Whenever a line contains the string "JSON", copy it out of the entries.
## begin ENTRIES
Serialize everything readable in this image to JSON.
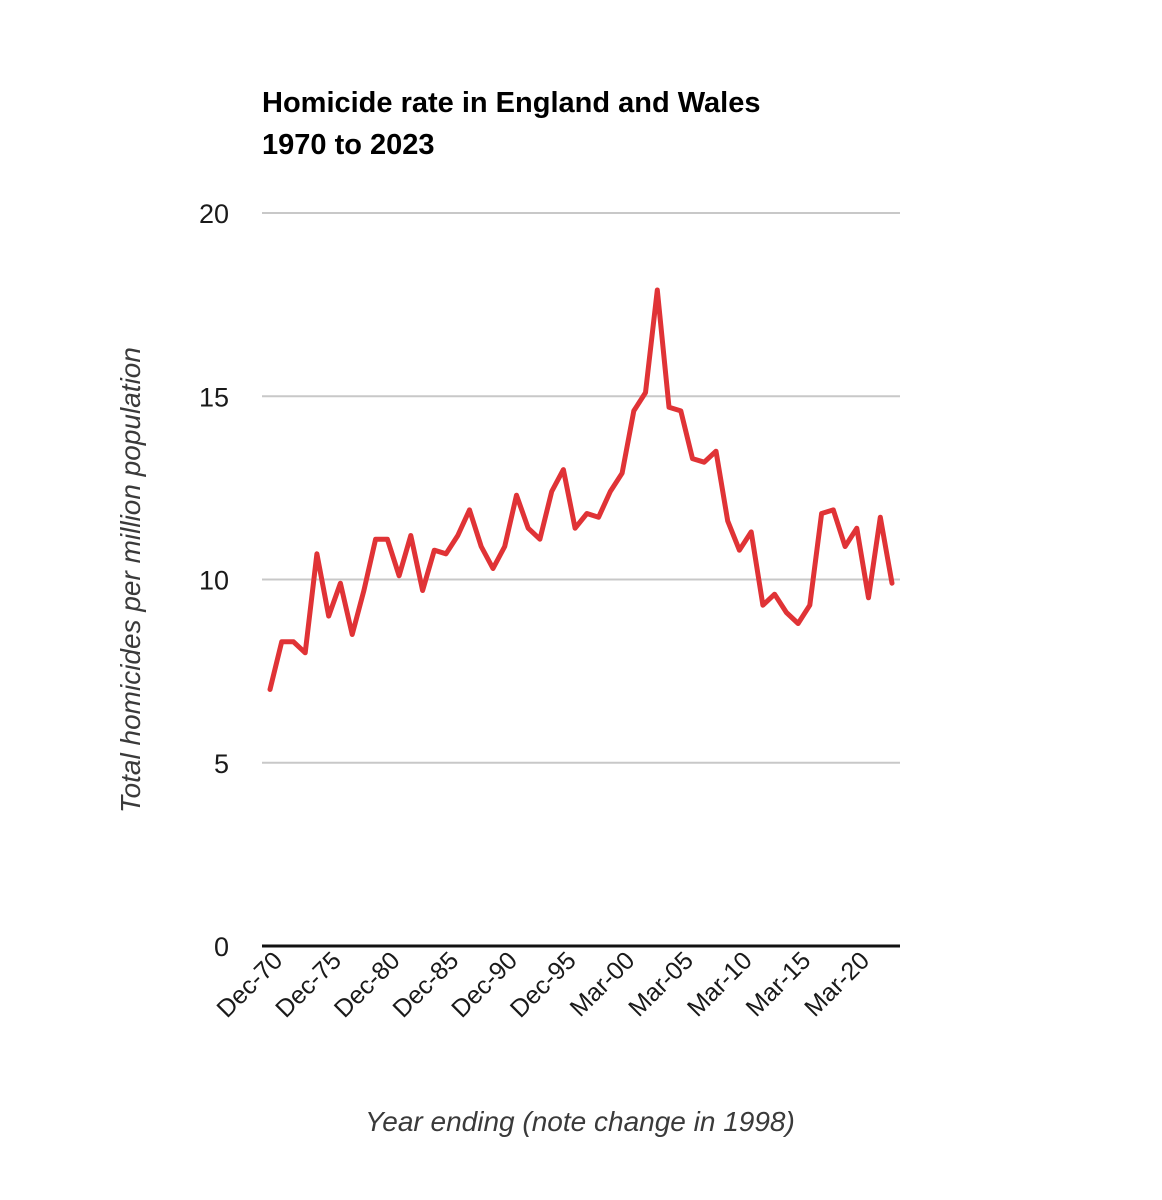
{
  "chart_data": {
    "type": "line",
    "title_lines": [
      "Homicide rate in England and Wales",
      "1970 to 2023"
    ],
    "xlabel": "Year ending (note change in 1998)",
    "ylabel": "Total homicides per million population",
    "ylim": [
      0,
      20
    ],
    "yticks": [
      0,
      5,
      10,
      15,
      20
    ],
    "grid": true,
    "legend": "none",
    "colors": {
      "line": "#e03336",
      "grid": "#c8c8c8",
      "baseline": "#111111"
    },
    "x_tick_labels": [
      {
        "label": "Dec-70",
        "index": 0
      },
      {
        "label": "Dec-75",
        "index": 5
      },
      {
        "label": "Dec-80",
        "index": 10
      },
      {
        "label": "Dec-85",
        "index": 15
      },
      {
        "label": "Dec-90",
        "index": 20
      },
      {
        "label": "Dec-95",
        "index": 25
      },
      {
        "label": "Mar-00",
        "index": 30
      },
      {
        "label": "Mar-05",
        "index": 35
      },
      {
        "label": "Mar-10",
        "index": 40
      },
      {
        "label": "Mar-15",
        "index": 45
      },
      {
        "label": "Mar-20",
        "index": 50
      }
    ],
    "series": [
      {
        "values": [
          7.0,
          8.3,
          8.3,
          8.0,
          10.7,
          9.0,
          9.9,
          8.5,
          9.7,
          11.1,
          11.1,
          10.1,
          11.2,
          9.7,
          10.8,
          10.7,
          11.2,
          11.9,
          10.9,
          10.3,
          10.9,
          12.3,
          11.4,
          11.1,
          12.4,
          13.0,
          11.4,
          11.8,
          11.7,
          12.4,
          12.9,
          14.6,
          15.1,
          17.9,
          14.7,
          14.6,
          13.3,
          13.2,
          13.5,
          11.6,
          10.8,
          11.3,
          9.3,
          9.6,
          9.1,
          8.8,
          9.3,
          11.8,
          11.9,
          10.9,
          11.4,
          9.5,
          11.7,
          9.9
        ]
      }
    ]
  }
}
## end ENTRIES
## begin ENTRIES
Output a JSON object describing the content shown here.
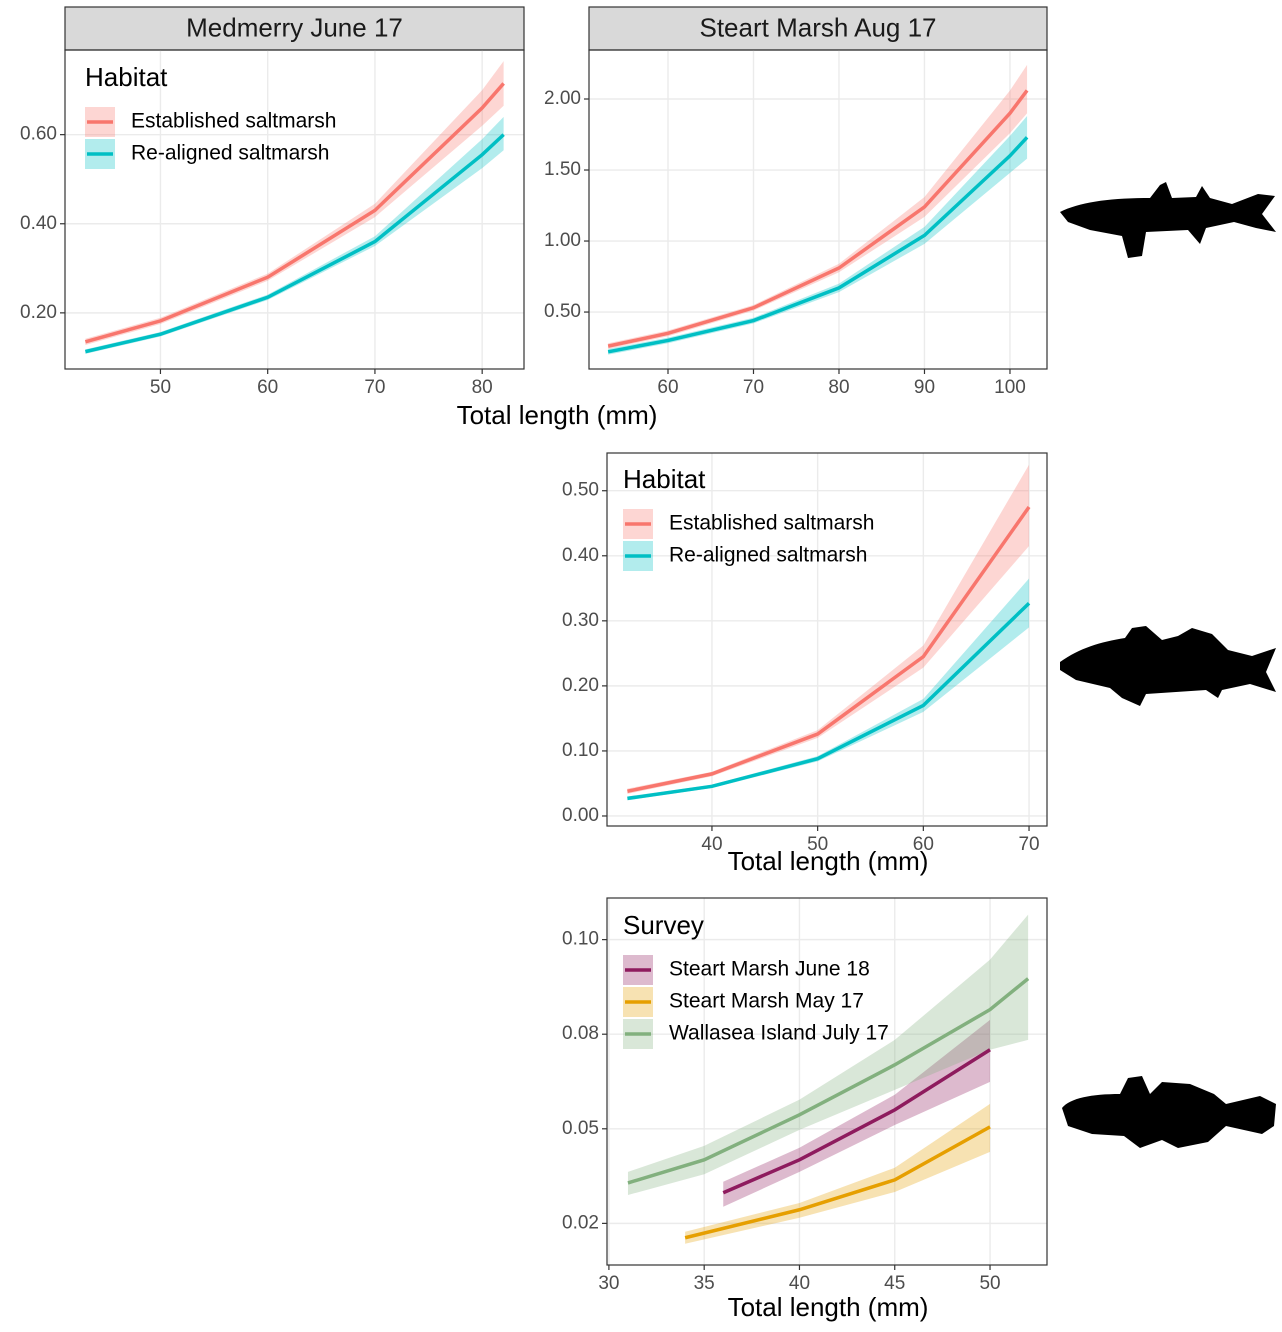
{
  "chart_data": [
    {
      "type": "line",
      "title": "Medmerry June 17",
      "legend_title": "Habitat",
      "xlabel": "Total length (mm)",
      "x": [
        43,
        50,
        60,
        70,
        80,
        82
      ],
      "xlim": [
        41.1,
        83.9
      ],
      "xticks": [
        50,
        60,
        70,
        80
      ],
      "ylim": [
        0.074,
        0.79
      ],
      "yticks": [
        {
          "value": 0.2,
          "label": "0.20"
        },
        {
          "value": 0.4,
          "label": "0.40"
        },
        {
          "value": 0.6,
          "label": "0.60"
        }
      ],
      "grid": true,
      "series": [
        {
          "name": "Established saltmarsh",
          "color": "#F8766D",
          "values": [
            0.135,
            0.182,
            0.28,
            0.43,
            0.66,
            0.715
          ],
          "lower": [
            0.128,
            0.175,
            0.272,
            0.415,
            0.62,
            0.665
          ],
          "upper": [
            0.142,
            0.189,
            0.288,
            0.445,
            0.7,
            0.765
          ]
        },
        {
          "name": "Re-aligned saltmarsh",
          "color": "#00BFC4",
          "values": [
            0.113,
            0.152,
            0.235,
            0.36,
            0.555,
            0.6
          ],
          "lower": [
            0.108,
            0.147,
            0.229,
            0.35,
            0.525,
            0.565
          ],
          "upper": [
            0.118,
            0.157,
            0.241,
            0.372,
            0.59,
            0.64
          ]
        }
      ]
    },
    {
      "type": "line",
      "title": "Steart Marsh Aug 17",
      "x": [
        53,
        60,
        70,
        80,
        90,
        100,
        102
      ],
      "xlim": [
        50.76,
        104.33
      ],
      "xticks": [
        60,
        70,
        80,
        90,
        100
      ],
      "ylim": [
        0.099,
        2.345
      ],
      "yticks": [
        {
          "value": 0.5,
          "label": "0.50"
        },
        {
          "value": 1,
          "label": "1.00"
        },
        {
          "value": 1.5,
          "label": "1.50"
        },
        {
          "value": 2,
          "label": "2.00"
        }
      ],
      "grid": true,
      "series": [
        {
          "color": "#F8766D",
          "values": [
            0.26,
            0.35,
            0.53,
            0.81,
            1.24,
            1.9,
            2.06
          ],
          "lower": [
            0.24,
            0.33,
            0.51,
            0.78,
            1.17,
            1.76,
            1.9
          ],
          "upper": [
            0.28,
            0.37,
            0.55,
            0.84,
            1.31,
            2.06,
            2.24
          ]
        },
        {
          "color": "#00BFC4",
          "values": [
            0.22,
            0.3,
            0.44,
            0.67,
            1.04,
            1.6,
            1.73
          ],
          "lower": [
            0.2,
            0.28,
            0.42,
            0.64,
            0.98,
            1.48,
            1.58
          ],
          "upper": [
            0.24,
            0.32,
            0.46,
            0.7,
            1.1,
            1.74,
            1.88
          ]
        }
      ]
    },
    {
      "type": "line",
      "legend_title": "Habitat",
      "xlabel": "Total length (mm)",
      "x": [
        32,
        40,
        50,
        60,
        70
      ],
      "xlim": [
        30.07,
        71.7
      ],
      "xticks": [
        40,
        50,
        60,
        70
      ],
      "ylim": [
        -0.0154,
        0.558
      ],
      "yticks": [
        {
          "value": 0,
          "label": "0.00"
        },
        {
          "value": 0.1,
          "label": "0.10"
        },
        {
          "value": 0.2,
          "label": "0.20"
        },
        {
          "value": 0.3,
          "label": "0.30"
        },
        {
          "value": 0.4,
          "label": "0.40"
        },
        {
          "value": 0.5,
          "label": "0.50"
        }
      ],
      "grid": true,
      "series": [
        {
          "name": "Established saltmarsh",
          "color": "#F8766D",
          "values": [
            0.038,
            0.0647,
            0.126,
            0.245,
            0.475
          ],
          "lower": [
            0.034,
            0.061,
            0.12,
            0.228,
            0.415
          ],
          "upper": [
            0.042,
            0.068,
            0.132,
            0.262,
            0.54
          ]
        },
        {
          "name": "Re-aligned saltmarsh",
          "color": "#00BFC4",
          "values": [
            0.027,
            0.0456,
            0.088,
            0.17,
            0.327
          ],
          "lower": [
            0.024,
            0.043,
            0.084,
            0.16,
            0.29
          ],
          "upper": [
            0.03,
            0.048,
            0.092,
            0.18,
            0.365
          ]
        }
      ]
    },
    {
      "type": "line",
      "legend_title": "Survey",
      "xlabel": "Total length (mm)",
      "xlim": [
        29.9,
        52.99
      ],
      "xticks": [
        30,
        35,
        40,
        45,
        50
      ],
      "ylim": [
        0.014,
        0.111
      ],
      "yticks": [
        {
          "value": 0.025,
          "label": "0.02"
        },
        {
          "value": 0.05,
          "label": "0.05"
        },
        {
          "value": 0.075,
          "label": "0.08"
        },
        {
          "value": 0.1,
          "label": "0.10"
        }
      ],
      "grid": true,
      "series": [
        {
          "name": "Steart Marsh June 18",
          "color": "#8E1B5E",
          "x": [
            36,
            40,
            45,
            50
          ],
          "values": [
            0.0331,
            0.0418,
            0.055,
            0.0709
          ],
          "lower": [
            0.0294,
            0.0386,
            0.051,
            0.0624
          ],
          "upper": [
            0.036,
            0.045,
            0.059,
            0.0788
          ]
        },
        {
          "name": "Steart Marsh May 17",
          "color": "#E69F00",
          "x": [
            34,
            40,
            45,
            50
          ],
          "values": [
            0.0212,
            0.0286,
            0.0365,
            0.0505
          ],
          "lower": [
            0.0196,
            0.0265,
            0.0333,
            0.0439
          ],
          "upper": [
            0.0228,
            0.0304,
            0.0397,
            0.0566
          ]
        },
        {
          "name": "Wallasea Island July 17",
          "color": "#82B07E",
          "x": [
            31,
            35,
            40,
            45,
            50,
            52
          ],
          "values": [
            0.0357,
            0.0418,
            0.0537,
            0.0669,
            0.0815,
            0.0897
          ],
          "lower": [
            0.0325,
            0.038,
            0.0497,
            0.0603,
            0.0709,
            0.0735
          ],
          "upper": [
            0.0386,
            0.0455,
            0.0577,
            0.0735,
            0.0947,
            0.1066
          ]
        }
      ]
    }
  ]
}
## end ENTRIES
REPLY »
Serialize everything readable in this image to JSON.
Output a JSON object describing the content shown here.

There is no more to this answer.